-- Problem description --
Write the next part of the text about Frank Markham, picking up after its final sentence.

-- Document extract --
BEGIN

Member of Parliament for Buckingham
- In office 15 October 1951 – 25 September 1964
- Preceded by: Aidan Crawley
- Succeeded by: Robert Maxwell

Member of Parliament for Nottingham South
- In office 14 November 1935 – 15 June 1945
- Preceded by: Holford Knight
- Succeeded by: Norman Smith

Member of Parliament for Chatham
- In office 30 May 1929 – 7 October 1931
- Preceded by: John Moore-Brabazon
- Succeeded by: Park Goff

Parliamentary Private Secretary to the Prime Minister
- In office 1931–1932 Serving with John Worthington & Ralph Glyn
- Prime Minister: Ramsay McDonald
- Preceded by: Robert Morrison
- Succeeded by: John Worthington & Ralph Glyn

Personal details
- Born: Sydney Frank Markham 19 October 1897 Stony Stratford, England
- Died: 13 October 1975 (aged 77) Leighton Buzzard, England
- Party: Conservative (after c. 1950)
- Other political affiliations: Labour (until 1931) National Labour (1931–1945)
- Spouse: Frances Lowman ​(m. 1928)​
- Children: 5
- Alma mater: Wadham College, Oxford

Military service
- Branch/service: British Army
- Years of service: until 1921
- Battles/wars: First World War

= Frank Markham =

British politician (1897–1975)

Sir Sydney Frank Markham (19 October 1897 – 13 October 1975) was a British politician who represented three constituencies, each on behalf of a different party, in Parliament. He was elected as the Labour member for Chatham from 1929, and defected to the National Labour Organisation by the 1931 election, at which he was returned as the member for Nottingham South. He served until his defeat in 1945. He then joined the Conservative Party, and was the MP for Buckingham from 1951 to 1964.

==Background==
Born in Stony Stratford, he left school at the age of fourteen. Following service in France, Greece and Mesopotamia during the First World War, he was awarded a commission, and left the Army in 1921. He studied at Wadham College, Oxford and then became an assistant to Sir Sidney Lee with his work on Shakespeare. He later became Secretary, then President, of the Museums Association.

==Political career==
Having fought Guildford for Labour in 1924, he was elected for that party at the 1929 general election as MP for Chatham, and defected with Ramsay MacDonald to become a National Labour MP just before standing down at the 1931 general election. It was under these colours that he was elected for Nottingham South in 1935. He lost this seat standing as a 'National Independent' in the 1945 general election, following the official dissolution of National Labour.

END

Structured page parsing data:
BEGIN

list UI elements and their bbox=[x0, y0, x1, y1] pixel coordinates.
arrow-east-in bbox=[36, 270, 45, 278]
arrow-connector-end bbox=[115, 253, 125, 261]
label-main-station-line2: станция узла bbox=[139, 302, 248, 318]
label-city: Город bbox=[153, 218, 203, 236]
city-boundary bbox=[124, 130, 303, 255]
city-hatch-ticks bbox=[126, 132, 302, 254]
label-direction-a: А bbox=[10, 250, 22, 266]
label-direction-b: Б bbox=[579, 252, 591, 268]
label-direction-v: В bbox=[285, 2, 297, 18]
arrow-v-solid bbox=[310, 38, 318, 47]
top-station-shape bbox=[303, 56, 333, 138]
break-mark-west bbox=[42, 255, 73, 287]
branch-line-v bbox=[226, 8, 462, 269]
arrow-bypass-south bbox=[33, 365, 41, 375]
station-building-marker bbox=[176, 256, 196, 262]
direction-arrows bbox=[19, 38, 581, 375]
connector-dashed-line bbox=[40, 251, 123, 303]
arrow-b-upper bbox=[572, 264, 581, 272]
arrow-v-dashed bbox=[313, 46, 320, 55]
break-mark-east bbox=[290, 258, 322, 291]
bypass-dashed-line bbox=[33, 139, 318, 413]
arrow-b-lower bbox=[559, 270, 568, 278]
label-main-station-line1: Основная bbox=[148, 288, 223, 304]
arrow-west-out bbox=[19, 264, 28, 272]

END

-- Exercise output --
At the 1950 general election, he stood as the Conservative candidate in the Buckingham constituency, but failed to unseat the sitting Labour Member of Parliament, Aidan Crawley. However, at the 1951 general election, he beat Crawley by a majority of only 54 votes. He held the seat with narrow majorities at the 1955 election and at the 1959 election and stood down before the 1964 general election.

==Personal life==
In 1928, Markham married Frances Lawman from Newport Pagnel, and they had five children Three boys and two girls.

He was conferred the honour of Knighthood by Queen Elizabeth II on 30 June 1953 in the 1953 Coronation Honours. He was a Fellow of the Royal Historical Society, the Royal Meteorological Society and the Royal Geographical Society.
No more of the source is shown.